Work to complete: From the listing below, count the lines where the string "title" occurs. Give the number, with no other words.

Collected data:
+ + + + +

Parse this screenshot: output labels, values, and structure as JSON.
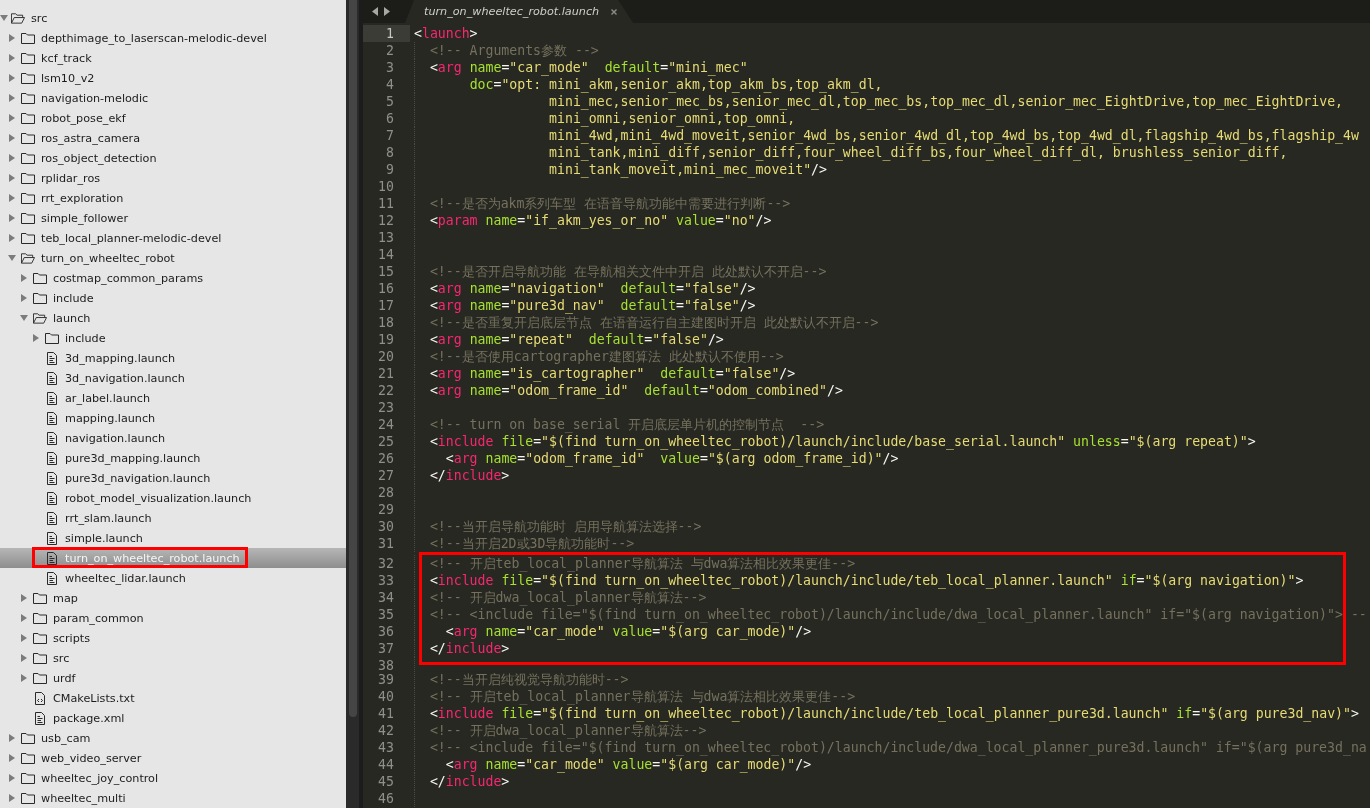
{
  "sidebar": {
    "items": [
      {
        "label": "src",
        "kind": "folder",
        "expanded": true,
        "selected": false,
        "highlighted": false,
        "children": [
          {
            "label": "depthimage_to_laserscan-melodic-devel",
            "kind": "folder",
            "expanded": false,
            "selected": false,
            "highlighted": false
          },
          {
            "label": "kcf_track",
            "kind": "folder",
            "expanded": false,
            "selected": false,
            "highlighted": false
          },
          {
            "label": "lsm10_v2",
            "kind": "folder",
            "expanded": false,
            "selected": false,
            "highlighted": false
          },
          {
            "label": "navigation-melodic",
            "kind": "folder",
            "expanded": false,
            "selected": false,
            "highlighted": false
          },
          {
            "label": "robot_pose_ekf",
            "kind": "folder",
            "expanded": false,
            "selected": false,
            "highlighted": false
          },
          {
            "label": "ros_astra_camera",
            "kind": "folder",
            "expanded": false,
            "selected": false,
            "highlighted": false
          },
          {
            "label": "ros_object_detection",
            "kind": "folder",
            "expanded": false,
            "selected": false,
            "highlighted": false
          },
          {
            "label": "rplidar_ros",
            "kind": "folder",
            "expanded": false,
            "selected": false,
            "highlighted": false
          },
          {
            "label": "rrt_exploration",
            "kind": "folder",
            "expanded": false,
            "selected": false,
            "highlighted": false
          },
          {
            "label": "simple_follower",
            "kind": "folder",
            "expanded": false,
            "selected": false,
            "highlighted": false
          },
          {
            "label": "teb_local_planner-melodic-devel",
            "kind": "folder",
            "expanded": false,
            "selected": false,
            "highlighted": false
          },
          {
            "label": "turn_on_wheeltec_robot",
            "kind": "folder",
            "expanded": true,
            "selected": false,
            "highlighted": false,
            "children": [
              {
                "label": "costmap_common_params",
                "kind": "folder",
                "expanded": false,
                "selected": false,
                "highlighted": false
              },
              {
                "label": "include",
                "kind": "folder",
                "expanded": false,
                "selected": false,
                "highlighted": false
              },
              {
                "label": "launch",
                "kind": "folder",
                "expanded": true,
                "selected": false,
                "highlighted": false,
                "children": [
                  {
                    "label": "include",
                    "kind": "folder",
                    "expanded": false,
                    "selected": false,
                    "highlighted": false
                  },
                  {
                    "label": "3d_mapping.launch",
                    "kind": "file",
                    "selected": false,
                    "highlighted": false
                  },
                  {
                    "label": "3d_navigation.launch",
                    "kind": "file",
                    "selected": false,
                    "highlighted": false
                  },
                  {
                    "label": "ar_label.launch",
                    "kind": "file",
                    "selected": false,
                    "highlighted": false
                  },
                  {
                    "label": "mapping.launch",
                    "kind": "file",
                    "selected": false,
                    "highlighted": false
                  },
                  {
                    "label": "navigation.launch",
                    "kind": "file",
                    "selected": false,
                    "highlighted": false
                  },
                  {
                    "label": "pure3d_mapping.launch",
                    "kind": "file",
                    "selected": false,
                    "highlighted": false
                  },
                  {
                    "label": "pure3d_navigation.launch",
                    "kind": "file",
                    "selected": false,
                    "highlighted": false
                  },
                  {
                    "label": "robot_model_visualization.launch",
                    "kind": "file",
                    "selected": false,
                    "highlighted": false
                  },
                  {
                    "label": "rrt_slam.launch",
                    "kind": "file",
                    "selected": false,
                    "highlighted": false
                  },
                  {
                    "label": "simple.launch",
                    "kind": "file",
                    "selected": false,
                    "highlighted": false
                  },
                  {
                    "label": "turn_on_wheeltec_robot.launch",
                    "kind": "file",
                    "selected": true,
                    "highlighted": true
                  },
                  {
                    "label": "wheeltec_lidar.launch",
                    "kind": "file",
                    "selected": false,
                    "highlighted": false
                  }
                ]
              },
              {
                "label": "map",
                "kind": "folder",
                "expanded": false,
                "selected": false,
                "highlighted": false
              },
              {
                "label": "param_common",
                "kind": "folder",
                "expanded": false,
                "selected": false,
                "highlighted": false
              },
              {
                "label": "scripts",
                "kind": "folder",
                "expanded": false,
                "selected": false,
                "highlighted": false
              },
              {
                "label": "src",
                "kind": "folder",
                "expanded": false,
                "selected": false,
                "highlighted": false
              },
              {
                "label": "urdf",
                "kind": "folder",
                "expanded": false,
                "selected": false,
                "highlighted": false
              },
              {
                "label": "CMakeLists.txt",
                "kind": "code-file",
                "selected": false,
                "highlighted": false
              },
              {
                "label": "package.xml",
                "kind": "file",
                "selected": false,
                "highlighted": false
              }
            ]
          },
          {
            "label": "usb_cam",
            "kind": "folder",
            "expanded": false,
            "selected": false,
            "highlighted": false
          },
          {
            "label": "web_video_server",
            "kind": "folder",
            "expanded": false,
            "selected": false,
            "highlighted": false
          },
          {
            "label": "wheeltec_joy_control",
            "kind": "folder",
            "expanded": false,
            "selected": false,
            "highlighted": false
          },
          {
            "label": "wheeltec_multi",
            "kind": "folder",
            "expanded": false,
            "selected": false,
            "highlighted": false
          }
        ]
      }
    ]
  },
  "editor": {
    "tabs": [
      {
        "title": "turn_on_wheeltec_robot.launch",
        "selected": true
      }
    ],
    "blocks": [
      {
        "highlighted": false,
        "lines": [
          {
            "number": "1",
            "kind": "code",
            "text": "<launch>",
            "current": true
          },
          {
            "number": "2",
            "kind": "comment",
            "text": "  <!-- Arguments参数 -->",
            "current": false
          },
          {
            "number": "3",
            "kind": "code",
            "text": "  <arg name=\"car_mode\"  default=\"mini_mec\"",
            "current": false
          },
          {
            "number": "4",
            "kind": "code",
            "text": "       doc=\"opt: mini_akm,senior_akm,top_akm_bs,top_akm_dl,",
            "current": false
          },
          {
            "number": "5",
            "kind": "code",
            "text": "                 mini_mec,senior_mec_bs,senior_mec_dl,top_mec_bs,top_mec_dl,senior_mec_EightDrive,top_mec_EightDrive,",
            "current": false
          },
          {
            "number": "6",
            "kind": "code",
            "text": "                 mini_omni,senior_omni,top_omni,",
            "current": false
          },
          {
            "number": "7",
            "kind": "code",
            "text": "                 mini_4wd,mini_4wd_moveit,senior_4wd_bs,senior_4wd_dl,top_4wd_bs,top_4wd_dl,flagship_4wd_bs,flagship_4w",
            "current": false
          },
          {
            "number": "8",
            "kind": "code",
            "text": "                 mini_tank,mini_diff,senior_diff,four_wheel_diff_bs,four_wheel_diff_dl, brushless_senior_diff,",
            "current": false
          },
          {
            "number": "9",
            "kind": "code",
            "text": "                 mini_tank_moveit,mini_mec_moveit\"/>",
            "current": false
          },
          {
            "number": "10",
            "kind": "blank",
            "current": false
          },
          {
            "number": "11",
            "kind": "comment",
            "text": "  <!--是否为akm系列车型 在语音导航功能中需要进行判断-->",
            "current": false
          },
          {
            "number": "12",
            "kind": "code",
            "text": "  <param name=\"if_akm_yes_or_no\" value=\"no\"/>",
            "current": false
          },
          {
            "number": "13",
            "kind": "blank",
            "current": false
          },
          {
            "number": "14",
            "kind": "blank",
            "current": false
          },
          {
            "number": "15",
            "kind": "comment",
            "text": "  <!--是否开启导航功能 在导航相关文件中开启 此处默认不开启-->",
            "current": false
          },
          {
            "number": "16",
            "kind": "code",
            "text": "  <arg name=\"navigation\"  default=\"false\"/>",
            "current": false
          },
          {
            "number": "17",
            "kind": "code",
            "text": "  <arg name=\"pure3d_nav\"  default=\"false\"/>",
            "current": false
          },
          {
            "number": "18",
            "kind": "comment",
            "text": "  <!--是否重复开启底层节点 在语音运行自主建图时开启 此处默认不开启-->",
            "current": false
          },
          {
            "number": "19",
            "kind": "code",
            "text": "  <arg name=\"repeat\"  default=\"false\"/>",
            "current": false
          },
          {
            "number": "20",
            "kind": "comment",
            "text": "  <!--是否使用cartographer建图算法 此处默认不使用-->",
            "current": false
          },
          {
            "number": "21",
            "kind": "code",
            "text": "  <arg name=\"is_cartographer\"  default=\"false\"/>",
            "current": false
          },
          {
            "number": "22",
            "kind": "code",
            "text": "  <arg name=\"odom_frame_id\"  default=\"odom_combined\"/>",
            "current": false
          },
          {
            "number": "23",
            "kind": "blank",
            "current": false
          },
          {
            "number": "24",
            "kind": "comment",
            "text": "  <!-- turn on base_serial 开启底层单片机的控制节点  -->",
            "current": false
          },
          {
            "number": "25",
            "kind": "code",
            "text": "  <include file=\"$(find turn_on_wheeltec_robot)/launch/include/base_serial.launch\" unless=\"$(arg repeat)\">",
            "current": false
          },
          {
            "number": "26",
            "kind": "code",
            "text": "    <arg name=\"odom_frame_id\"  value=\"$(arg odom_frame_id)\"/>",
            "current": false
          },
          {
            "number": "27",
            "kind": "code",
            "text": "  </include>",
            "current": false
          },
          {
            "number": "28",
            "kind": "blank",
            "current": false
          },
          {
            "number": "29",
            "kind": "blank",
            "current": false
          },
          {
            "number": "30",
            "kind": "comment",
            "text": "  <!--当开启导航功能时 启用导航算法选择-->",
            "current": false
          },
          {
            "number": "31",
            "kind": "comment",
            "text": "  <!--当开启2D或3D导航功能时-->",
            "current": false
          }
        ]
      },
      {
        "highlighted": true,
        "lines": [
          {
            "number": "32",
            "kind": "comment",
            "text": "  <!-- 开启teb_local_planner导航算法 与dwa算法相比效果更佳-->",
            "current": false
          },
          {
            "number": "33",
            "kind": "code",
            "text": "  <include file=\"$(find turn_on_wheeltec_robot)/launch/include/teb_local_planner.launch\" if=\"$(arg navigation)\">",
            "current": false
          },
          {
            "number": "34",
            "kind": "comment",
            "text": "  <!-- 开启dwa_local_planner导航算法-->",
            "current": false
          },
          {
            "number": "35",
            "kind": "comment",
            "text": "  <!-- <include file=\"$(find turn_on_wheeltec_robot)/launch/include/dwa_local_planner.launch\" if=\"$(arg navigation)\"> --",
            "current": false
          },
          {
            "number": "36",
            "kind": "code",
            "text": "    <arg name=\"car_mode\" value=\"$(arg car_mode)\"/>",
            "current": false
          },
          {
            "number": "37",
            "kind": "code",
            "text": "  </include>",
            "current": false
          },
          {
            "number": "38",
            "kind": "blank",
            "current": false
          }
        ]
      },
      {
        "highlighted": false,
        "lines": [
          {
            "number": "39",
            "kind": "comment",
            "text": "  <!--当开启纯视觉导航功能时-->",
            "current": false
          },
          {
            "number": "40",
            "kind": "comment",
            "text": "  <!-- 开启teb_local_planner导航算法 与dwa算法相比效果更佳-->",
            "current": false
          },
          {
            "number": "41",
            "kind": "code",
            "text": "  <include file=\"$(find turn_on_wheeltec_robot)/launch/include/teb_local_planner_pure3d.launch\" if=\"$(arg pure3d_nav)\">",
            "current": false
          },
          {
            "number": "42",
            "kind": "comment",
            "text": "  <!-- 开启dwa_local_planner导航算法-->",
            "current": false
          },
          {
            "number": "43",
            "kind": "comment",
            "text": "  <!-- <include file=\"$(find turn_on_wheeltec_robot)/launch/include/dwa_local_planner_pure3d.launch\" if=\"$(arg pure3d_na",
            "current": false
          },
          {
            "number": "44",
            "kind": "code",
            "text": "    <arg name=\"car_mode\" value=\"$(arg car_mode)\"/>",
            "current": false
          },
          {
            "number": "45",
            "kind": "code",
            "text": "  </include>",
            "current": false
          },
          {
            "number": "46",
            "kind": "blank",
            "current": false
          }
        ]
      }
    ]
  }
}
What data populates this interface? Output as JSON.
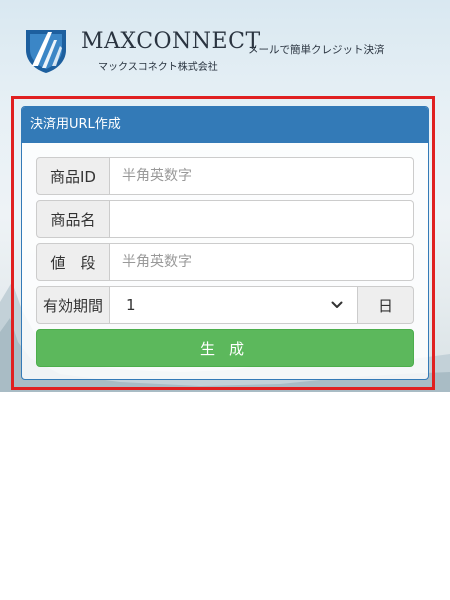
{
  "header": {
    "brand": "MAXCONNECT",
    "tagline": "メールで簡単クレジット決済",
    "company": "マックスコネクト株式会社"
  },
  "panel": {
    "title": "決済用URL作成"
  },
  "form": {
    "product_id": {
      "label": "商品ID",
      "value": "",
      "placeholder": "半角英数字"
    },
    "product_name": {
      "label": "商品名",
      "value": "",
      "placeholder": ""
    },
    "price": {
      "label": "値　段",
      "value": "",
      "placeholder": "半角英数字"
    },
    "validity": {
      "label": "有効期間",
      "selected": "1",
      "unit": "日"
    },
    "submit_label": "生成"
  },
  "colors": {
    "panel_primary": "#337ab7",
    "button_success": "#5cb85c",
    "highlight_border": "#e02020"
  }
}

+ + + + +

Task result: 2